= Work to be completed =
Reproduce all entries precisely as they are written.

= Information shown =
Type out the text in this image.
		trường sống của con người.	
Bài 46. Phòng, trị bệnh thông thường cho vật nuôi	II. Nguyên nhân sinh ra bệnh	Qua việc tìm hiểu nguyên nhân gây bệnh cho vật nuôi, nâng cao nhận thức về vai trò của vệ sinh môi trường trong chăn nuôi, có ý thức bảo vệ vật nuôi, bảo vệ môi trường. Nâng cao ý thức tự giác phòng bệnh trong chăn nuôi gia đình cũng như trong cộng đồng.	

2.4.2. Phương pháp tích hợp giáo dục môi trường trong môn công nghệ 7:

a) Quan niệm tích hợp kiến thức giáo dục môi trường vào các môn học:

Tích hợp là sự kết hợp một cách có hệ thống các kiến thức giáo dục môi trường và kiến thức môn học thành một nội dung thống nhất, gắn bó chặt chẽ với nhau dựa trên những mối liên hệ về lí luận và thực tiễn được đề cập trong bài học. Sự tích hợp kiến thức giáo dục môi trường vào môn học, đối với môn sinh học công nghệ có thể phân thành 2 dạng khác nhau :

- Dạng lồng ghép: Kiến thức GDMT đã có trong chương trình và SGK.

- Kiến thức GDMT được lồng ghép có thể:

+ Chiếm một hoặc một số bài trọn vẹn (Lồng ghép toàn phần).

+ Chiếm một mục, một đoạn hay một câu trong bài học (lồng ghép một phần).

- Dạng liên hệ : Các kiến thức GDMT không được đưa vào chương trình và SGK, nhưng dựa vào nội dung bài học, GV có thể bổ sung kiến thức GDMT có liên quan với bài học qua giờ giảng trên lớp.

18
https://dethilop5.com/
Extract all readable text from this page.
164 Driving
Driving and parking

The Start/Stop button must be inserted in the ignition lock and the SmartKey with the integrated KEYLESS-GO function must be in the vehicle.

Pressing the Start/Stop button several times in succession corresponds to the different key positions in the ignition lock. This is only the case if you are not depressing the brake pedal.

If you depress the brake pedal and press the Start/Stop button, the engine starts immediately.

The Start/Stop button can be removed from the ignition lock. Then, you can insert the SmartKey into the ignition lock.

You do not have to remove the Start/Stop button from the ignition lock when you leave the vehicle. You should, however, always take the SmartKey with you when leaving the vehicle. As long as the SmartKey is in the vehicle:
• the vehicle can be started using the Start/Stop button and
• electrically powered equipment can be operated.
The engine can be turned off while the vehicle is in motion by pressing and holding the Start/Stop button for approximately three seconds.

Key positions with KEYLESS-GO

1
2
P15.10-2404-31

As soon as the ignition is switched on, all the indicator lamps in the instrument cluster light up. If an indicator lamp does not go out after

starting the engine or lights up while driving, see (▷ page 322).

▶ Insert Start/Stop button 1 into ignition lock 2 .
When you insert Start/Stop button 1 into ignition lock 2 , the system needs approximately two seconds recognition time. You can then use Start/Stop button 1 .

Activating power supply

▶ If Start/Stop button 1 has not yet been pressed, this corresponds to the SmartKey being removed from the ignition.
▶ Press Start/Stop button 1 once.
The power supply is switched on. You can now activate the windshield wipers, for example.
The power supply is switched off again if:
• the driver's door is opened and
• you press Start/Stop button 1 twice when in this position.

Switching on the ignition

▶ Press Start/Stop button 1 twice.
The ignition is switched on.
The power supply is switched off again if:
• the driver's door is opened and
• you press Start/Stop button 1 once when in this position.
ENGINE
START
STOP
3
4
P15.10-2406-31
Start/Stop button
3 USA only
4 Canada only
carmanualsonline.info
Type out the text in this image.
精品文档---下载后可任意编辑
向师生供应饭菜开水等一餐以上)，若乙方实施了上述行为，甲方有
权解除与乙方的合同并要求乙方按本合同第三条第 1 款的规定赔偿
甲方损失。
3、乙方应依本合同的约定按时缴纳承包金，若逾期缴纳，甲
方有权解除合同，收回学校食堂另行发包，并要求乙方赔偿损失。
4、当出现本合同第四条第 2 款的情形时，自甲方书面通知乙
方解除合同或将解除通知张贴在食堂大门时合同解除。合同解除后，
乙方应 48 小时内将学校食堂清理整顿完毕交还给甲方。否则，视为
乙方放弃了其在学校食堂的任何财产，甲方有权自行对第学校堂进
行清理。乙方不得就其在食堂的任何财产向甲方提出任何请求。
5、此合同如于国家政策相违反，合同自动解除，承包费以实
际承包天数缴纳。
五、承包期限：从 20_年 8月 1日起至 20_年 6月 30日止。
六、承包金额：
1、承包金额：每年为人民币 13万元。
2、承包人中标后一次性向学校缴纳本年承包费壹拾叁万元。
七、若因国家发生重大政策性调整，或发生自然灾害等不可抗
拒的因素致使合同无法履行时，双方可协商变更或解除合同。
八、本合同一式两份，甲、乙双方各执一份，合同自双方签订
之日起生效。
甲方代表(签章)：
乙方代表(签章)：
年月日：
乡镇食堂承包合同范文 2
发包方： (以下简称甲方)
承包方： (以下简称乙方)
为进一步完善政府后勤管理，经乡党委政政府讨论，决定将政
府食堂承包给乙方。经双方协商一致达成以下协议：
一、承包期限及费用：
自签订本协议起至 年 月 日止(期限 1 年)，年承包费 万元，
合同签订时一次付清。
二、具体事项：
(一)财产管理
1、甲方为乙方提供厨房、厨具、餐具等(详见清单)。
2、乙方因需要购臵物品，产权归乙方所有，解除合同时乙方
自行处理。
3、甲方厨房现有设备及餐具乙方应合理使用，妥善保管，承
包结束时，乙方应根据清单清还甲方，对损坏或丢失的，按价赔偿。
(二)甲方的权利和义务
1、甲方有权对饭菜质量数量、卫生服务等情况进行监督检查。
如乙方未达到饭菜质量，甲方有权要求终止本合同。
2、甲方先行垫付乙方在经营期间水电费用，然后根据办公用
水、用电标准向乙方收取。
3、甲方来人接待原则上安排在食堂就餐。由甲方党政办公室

= Solution for this problem =
Type out the text in this image.
		trường sống của con người.	
Bài 46. Phòng, trị bệnh thông thường cho vật nuôi	II. Nguyên nhân sinh ra bệnh	Qua việc tìm hiểu nguyên nhân gây bệnh cho vật nuôi, nâng cao nhận thức về vai trò của vệ sinh môi trường trong chăn nuôi, có ý thức bảo vệ vật nuôi, bảo vệ môi trường. Nâng cao ý thức tự giác phòng bệnh trong chăn nuôi gia đình cũng như trong cộng đồng.	

2.4.2. Phương pháp tích hợp giáo dục môi trường trong môn công nghệ 7:

a) Quan niệm tích hợp kiến thức giáo dục môi trường vào các môn học:

Tích hợp là sự kết hợp một cách có hệ thống các kiến thức giáo dục môi trường và kiến thức môn học thành một nội dung thống nhất, gắn bó chặt chẽ với nhau dựa trên những mối liên hệ về lí luận và thực tiễn được đề cập trong bài học. Sự tích hợp kiến thức giáo dục môi trường vào môn học, đối với môn sinh học công nghệ có thể phân thành 2 dạng khác nhau :

- Dạng lồng ghép: Kiến thức GDMT đã có trong chương trình và SGK.

- Kiến thức GDMT được lồng ghép có thể:

+ Chiếm một hoặc một số bài trọn vẹn (Lồng ghép toàn phần).

+ Chiếm một mục, một đoạn hay một câu trong bài học (lồng ghép một phần).

- Dạng liên hệ : Các kiến thức GDMT không được đưa vào chương trình và SGK, nhưng dựa vào nội dung bài học, GV có thể bổ sung kiến thức GDMT có liên quan với bài học qua giờ giảng trên lớp.

18
https://dethilop5.com/
Extract all readable text from this page.
164 Driving
Driving and parking

The Start/Stop button must be inserted in the ignition lock and the SmartKey with the integrated KEYLESS-GO function must be in the vehicle.

Pressing the Start/Stop button several times in succession corresponds to the different key positions in the ignition lock. This is only the case if you are not depressing the brake pedal.

If you depress the brake pedal and press the Start/Stop button, the engine starts immediately.

The Start/Stop button can be removed from the ignition lock. Then, you can insert the SmartKey into the ignition lock.

You do not have to remove the Start/Stop button from the ignition lock when you leave the vehicle. You should, however, always take the SmartKey with you when leaving the vehicle. As long as the SmartKey is in the vehicle:
• the vehicle can be started using the Start/Stop button and
• electrically powered equipment can be operated.
The engine can be turned off while the vehicle is in motion by pressing and holding the Start/Stop button for approximately three seconds.

Key positions with KEYLESS-GO

1
2
P15.10-2404-31

As soon as the ignition is switched on, all the indicator lamps in the instrument cluster light up. If an indicator lamp does not go out after

starting the engine or lights up while driving, see (▷ page 322).

▶ Insert Start/Stop button 1 into ignition lock 2 .
When you insert Start/Stop button 1 into ignition lock 2 , the system needs approximately two seconds recognition time. You can then use Start/Stop button 1 .

Activating power supply

▶ If Start/Stop button 1 has not yet been pressed, this corresponds to the SmartKey being removed from the ignition.
▶ Press Start/Stop button 1 once.
The power supply is switched on. You can now activate the windshield wipers, for example.
The power supply is switched off again if:
• the driver's door is opened and
• you press Start/Stop button 1 twice when in this position.

Switching on the ignition

▶ Press Start/Stop button 1 twice.
The ignition is switched on.
The power supply is switched off again if:
• the driver's door is opened and
• you press Start/Stop button 1 once when in this position.
ENGINE
START
STOP
3
4
P15.10-2406-31
Start/Stop button
3 USA only
4 Canada only
carmanualsonline.info
Type out the text in this image.
精品文档---下载后可任意编辑
向师生供应饭菜开水等一餐以上)，若乙方实施了上述行为，甲方有
权解除与乙方的合同并要求乙方按本合同第三条第 1 款的规定赔偿
甲方损失。
3、乙方应依本合同的约定按时缴纳承包金，若逾期缴纳，甲
方有权解除合同，收回学校食堂另行发包，并要求乙方赔偿损失。
4、当出现本合同第四条第 2 款的情形时，自甲方书面通知乙
方解除合同或将解除通知张贴在食堂大门时合同解除。合同解除后，
乙方应 48 小时内将学校食堂清理整顿完毕交还给甲方。否则，视为
乙方放弃了其在学校食堂的任何财产，甲方有权自行对第学校堂进
行清理。乙方不得就其在食堂的任何财产向甲方提出任何请求。
5、此合同如于国家政策相违反，合同自动解除，承包费以实
际承包天数缴纳。
五、承包期限：从 20_年 8月 1日起至 20_年 6月 30日止。
六、承包金额：
1、承包金额：每年为人民币 13万元。
2、承包人中标后一次性向学校缴纳本年承包费壹拾叁万元。
七、若因国家发生重大政策性调整，或发生自然灾害等不可抗
拒的因素致使合同无法履行时，双方可协商变更或解除合同。
八、本合同一式两份，甲、乙双方各执一份，合同自双方签订
之日起生效。
甲方代表(签章)：
乙方代表(签章)：
年月日：
乡镇食堂承包合同范文 2
发包方： (以下简称甲方)
承包方： (以下简称乙方)
为进一步完善政府后勤管理，经乡党委政政府讨论，决定将政
府食堂承包给乙方。经双方协商一致达成以下协议：
一、承包期限及费用：
自签订本协议起至 年 月 日止(期限 1 年)，年承包费 万元，
合同签订时一次付清。
二、具体事项：
(一)财产管理
1、甲方为乙方提供厨房、厨具、餐具等(详见清单)。
2、乙方因需要购臵物品，产权归乙方所有，解除合同时乙方
自行处理。
3、甲方厨房现有设备及餐具乙方应合理使用，妥善保管，承
包结束时，乙方应根据清单清还甲方，对损坏或丢失的，按价赔偿。
(二)甲方的权利和义务
1、甲方有权对饭菜质量数量、卫生服务等情况进行监督检查。
如乙方未达到饭菜质量，甲方有权要求终止本合同。
2、甲方先行垫付乙方在经营期间水电费用，然后根据办公用
水、用电标准向乙方收取。
3、甲方来人接待原则上安排在食堂就餐。由甲方党政办公室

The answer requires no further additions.